**本文:**
%%

スポーツ
ランニング
2023/11/17 20:30

ニューバランスと渋谷区が「走る」で街おこし?「Run City Shibuya」の中身

国内では数少ない女性だけのマラソン大会として、2011年からこれまで約5000人の女性ランナーが参加している「渋谷・表参道Women’s Run」。このほど、同大会に協賛するニューバランス ジャパン(以下ニューバランス)と渋谷区による「S-SAP(シブヤ・ソーシャル・アクション・パートナー)協定」の締結式が行われました。そこで掲げられた新たなテーマが「Run City Shibuya」です。

 

ランニング×都市を通じて目指す「Run City Shibuya」

2023年11月9日、渋谷ヒカリエのイベント会場でニューバランスと渋谷区が、地域の社会的課題を解決していく公民連携制度「S-SAP協定」の締結式を行いました。そこでニューバランスが掲げたのが、「Run City Shibuya」という考えで、渋谷区との連携を強化することで、ランニング×都市を通じた、ランニングコースやコミュニティの場の創出など、多様な人がスポーツを楽しめる環境やカルチャーを作っていくことを目指します。

↑ランニングを中心に渋谷区と協働してきたニューバランスは、今後は他分野も含めて地域課題の解決に継続的に取り組む

 

S-SAPは渋谷区内に拠点を置く企業や大学などと渋谷区が協働し、地域の社会的課題を解決していく取り組みです。2016年4月からこれまで、みずほ銀行やキユーピー、ビームス、DeNAなどの民間企業27社、青山学院大学などの8大学と協定を結び、ニューバランスが36番目のパートナーとなりました。締結の内容は以下の6項目になります。

1.スポーツ及び健康増進に関する支援

2.文化振興及び観光に関する支援

3.次世代育成に関する支援

4.災害対策に関する支援

5.環境保全に関する支援

6.前各号に掲げるもののほか、相互に連携協力することが必要と認められる支援

 

メジャーシティマラソンでも街おこしを展開

発表会では最初にニューバランス ジャパン代表取締役社長・久保田真一氏が登壇し、同社のバックグラウンドが語られました。

 

「1906年の開業当初からランニングというカテゴリーがバックグラウンドにあり、2016年より『ニューヨークシティマラソン』のスポンサーをしています。これはマラソンのみならず、地元のニューヨークロードランナーズと提携し、ランニングを通じて街を盛り上げたり、子どもたちの支援をしたり、そういった活動を広く展開しています。同じくメジャーシティマラソンの一つでもある『ロンドンマラソン』も2017年より展開しています」(久保田氏)

↑「渋谷に暮らす人、そして働く人、ここにいる人みんなが健康的な日常をしっかり送れるように貢献したい」と意気込みを語った久保田氏

 

昨年、同社はボストンのグローバル本社の向かいに室内トラックを備える最新鋭のスポーツ施設を開設しました。トラック競技だけでなく、床を変えることでバスケット、サッカー、テニス、バレーなどのスポーツを行うことができ、地元のコミュニティにも開放。施設内のコンサートホール、レストラン、ビアホールなども地元住民らに開放することで町おこしにつなげています。

%%

**提示資料:**

%%

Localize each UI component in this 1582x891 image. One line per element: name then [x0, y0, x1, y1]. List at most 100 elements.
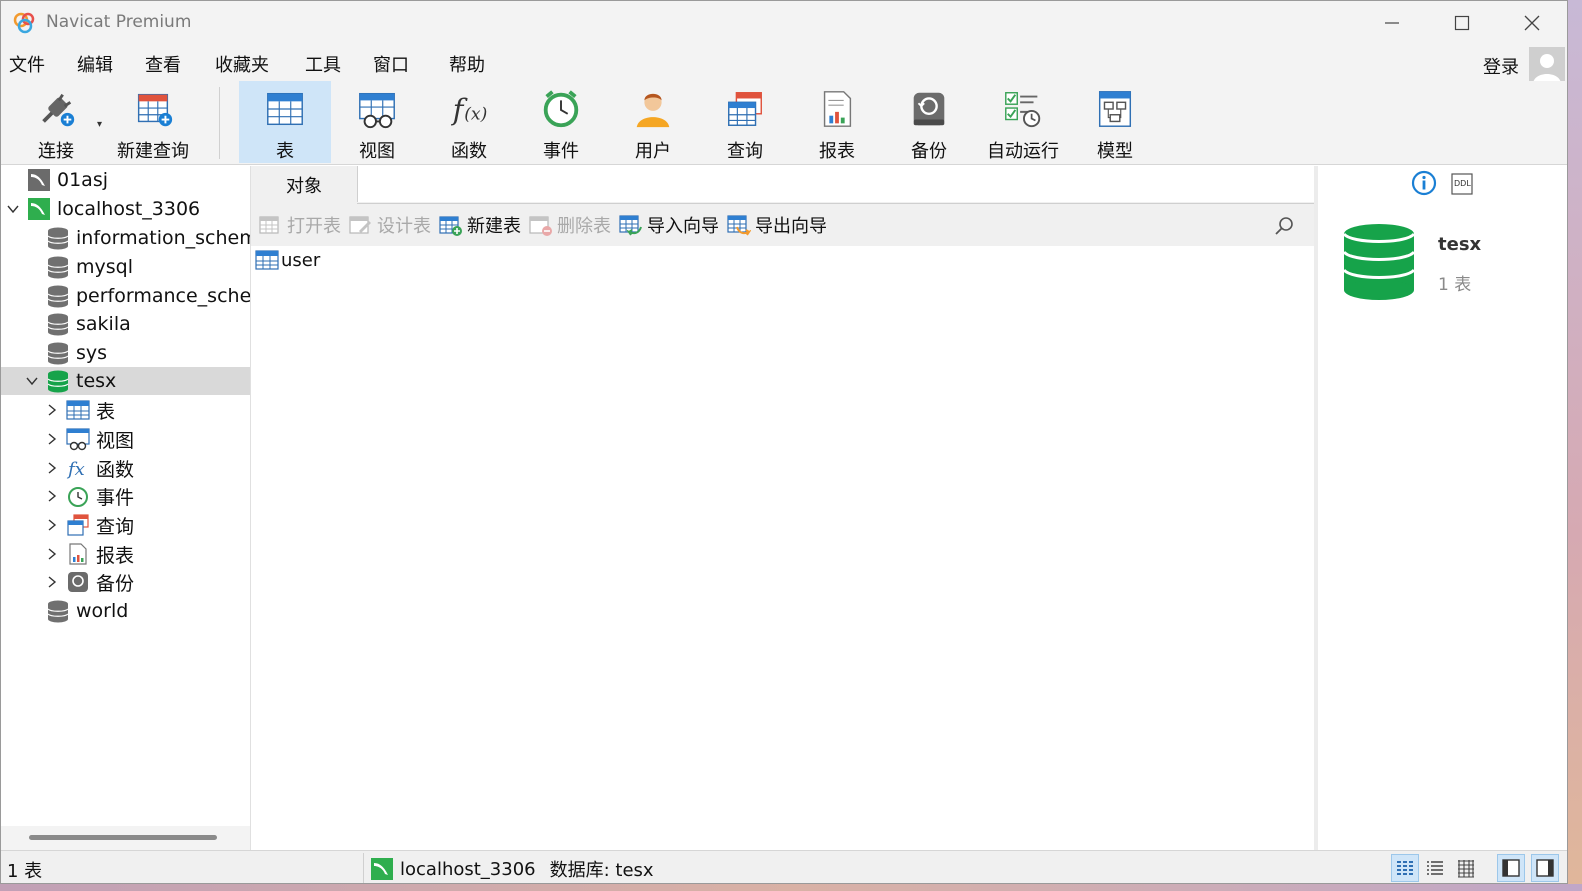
- tree-db-information-schema[interactable]: information_schema: [1, 224, 250, 252]
- tree-category-reports[interactable]: 报表: [1, 540, 250, 568]
- tree-category-queries[interactable]: 查询: [1, 511, 250, 539]
- mysql-connection-icon: [28, 169, 50, 191]
- menu-file[interactable]: 文件: [9, 51, 45, 77]
- right-pane-icon: [1536, 859, 1554, 877]
- main-toolbar: 连接 ▾ 新建查询 表 视图 f (x) 函数 事件 用户 查询 报表 备份 自…: [1, 81, 1567, 165]
- chevron-right-icon[interactable]: [45, 432, 59, 446]
- left-pane-icon: [1502, 859, 1520, 877]
- menu-help[interactable]: 帮助: [449, 51, 485, 77]
- toggle-right-pane-button[interactable]: [1531, 854, 1559, 882]
- tree-db-mysql[interactable]: mysql: [1, 253, 250, 281]
- database-icon: [47, 256, 69, 279]
- chevron-right-icon[interactable]: [45, 461, 59, 475]
- list-view-button[interactable]: [1421, 854, 1449, 882]
- backup-icon: [68, 572, 88, 592]
- export-wizard-button[interactable]: 导出向导: [727, 213, 827, 237]
- toolbar-table-button[interactable]: 表: [239, 81, 331, 163]
- scrollbar-thumb[interactable]: [29, 835, 217, 840]
- chevron-down-icon[interactable]: [25, 374, 39, 388]
- tree-label: world: [76, 600, 129, 622]
- toolbar-view-button[interactable]: 视图: [331, 81, 423, 163]
- chevron-right-icon[interactable]: [45, 403, 59, 417]
- menu-tools[interactable]: 工具: [305, 51, 341, 77]
- table-icon: [66, 400, 90, 420]
- delete-table-button[interactable]: 删除表: [529, 213, 611, 237]
- toolbar-automation-button[interactable]: 自动运行: [983, 81, 1063, 163]
- tree-label: performance_schema: [76, 285, 251, 307]
- database-icon: [47, 342, 69, 365]
- toolbar-function-label: 函数: [451, 141, 487, 162]
- avatar[interactable]: [1529, 47, 1565, 83]
- toolbar-separator: [219, 87, 220, 159]
- delete-table-icon: [529, 216, 552, 236]
- tree-connection-01asj[interactable]: 01asj: [1, 166, 250, 194]
- list-item[interactable]: user: [255, 248, 320, 272]
- menu-view[interactable]: 查看: [145, 51, 181, 77]
- search-icon[interactable]: [1273, 215, 1295, 237]
- mysql-connection-icon: [28, 198, 50, 220]
- toolbar-automation-label: 自动运行: [987, 141, 1059, 162]
- tree-label: 01asj: [57, 169, 108, 191]
- toolbar-report-button[interactable]: 报表: [791, 81, 883, 163]
- minimize-button[interactable]: [1357, 1, 1427, 45]
- menu-edit[interactable]: 编辑: [77, 51, 113, 77]
- design-table-button[interactable]: 设计表: [349, 213, 431, 237]
- database-icon: [47, 600, 69, 623]
- model-icon: [1098, 91, 1132, 127]
- status-bar: 1 表 localhost_3306 数据库: tesx: [1, 850, 1567, 883]
- chevron-down-icon[interactable]: [6, 202, 20, 216]
- new-table-button[interactable]: 新建表: [439, 213, 521, 237]
- chevron-right-icon[interactable]: [45, 575, 59, 589]
- connect-dropdown-icon[interactable]: ▾: [97, 119, 102, 130]
- tree-connection-localhost[interactable]: localhost_3306: [1, 195, 250, 223]
- tree-db-tesx[interactable]: tesx: [1, 367, 250, 395]
- toolbar-query-label: 查询: [727, 141, 763, 162]
- database-large-icon: [1342, 224, 1416, 300]
- menu-window[interactable]: 窗口: [373, 51, 409, 77]
- tree-db-world[interactable]: world: [1, 597, 250, 625]
- menu-bar: 文件 编辑 查看 收藏夹 工具 窗口 帮助 登录: [1, 45, 1567, 83]
- svg-text:fx: fx: [66, 459, 85, 480]
- maximize-button[interactable]: [1427, 1, 1497, 45]
- tree-category-events[interactable]: 事件: [1, 482, 250, 510]
- detail-view-button[interactable]: [1452, 854, 1480, 882]
- event-clock-icon: [543, 90, 579, 128]
- toggle-left-pane-button[interactable]: [1497, 854, 1525, 882]
- tab-objects[interactable]: 对象: [251, 166, 357, 204]
- toolbar-event-button[interactable]: 事件: [515, 81, 607, 163]
- ddl-button[interactable]: DDL: [1451, 173, 1473, 195]
- toolbar-function-button[interactable]: f (x) 函数: [423, 81, 515, 163]
- toolbar-backup-button[interactable]: 备份: [883, 81, 975, 163]
- tree-db-sakila[interactable]: sakila: [1, 310, 250, 338]
- toolbar-model-label: 模型: [1097, 141, 1133, 162]
- new-query-button[interactable]: 新建查询: [111, 81, 195, 163]
- tree-label: tesx: [76, 370, 117, 392]
- tree-category-tables[interactable]: 表: [1, 396, 250, 424]
- toolbar-model-button[interactable]: 模型: [1071, 81, 1159, 163]
- grid-view-button[interactable]: [1391, 854, 1419, 882]
- login-link[interactable]: 登录: [1483, 53, 1519, 79]
- tree-db-performance-schema[interactable]: performance_schema: [1, 282, 251, 310]
- desktop-background: [1568, 0, 1582, 891]
- import-wizard-button[interactable]: 导入向导: [619, 213, 719, 237]
- open-table-button[interactable]: 打开表: [259, 213, 341, 237]
- menu-favorites[interactable]: 收藏夹: [215, 51, 269, 77]
- tree-category-functions[interactable]: fx 函数: [1, 454, 250, 482]
- minimize-icon: [1385, 22, 1399, 24]
- toolbar-query-button[interactable]: 查询: [699, 81, 791, 163]
- chevron-right-icon[interactable]: [45, 518, 59, 532]
- chevron-right-icon[interactable]: [45, 489, 59, 503]
- tree-category-views[interactable]: 视图: [1, 425, 250, 453]
- toolbar-user-button[interactable]: 用户: [607, 81, 699, 163]
- tree-db-sys[interactable]: sys: [1, 339, 250, 367]
- info-icon[interactable]: [1411, 170, 1437, 196]
- database-icon: [47, 285, 69, 308]
- navigation-pane: 01asj localhost_3306 information_schema: [1, 166, 251, 850]
- tree-horizontal-scrollbar[interactable]: [1, 826, 250, 850]
- user-icon: [636, 93, 670, 128]
- tree-category-backups[interactable]: 备份: [1, 568, 250, 596]
- close-icon: [1524, 15, 1540, 31]
- chevron-right-icon[interactable]: [45, 547, 59, 561]
- close-button[interactable]: [1497, 1, 1567, 45]
- connect-button[interactable]: 连接: [21, 81, 91, 163]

%%

**課題内容:**
ニューバランスと渋谷区の協定を扱った本文をもとに、次の問いに答えよ。
1. 「S-SAP協定」の締結式が行われた日付と場所はどこか。
2. ニューバランスは渋谷区のS-SAPにおいて何番目のパートナーとなったか。
3. ニューバランスが『ロンドンマラソン』で展開を始めたのは何年からか。

**解答:**
1. 2023年11月9日、渋谷ヒカリエのイベント会場。
2. 36番目。
3. 2017年から。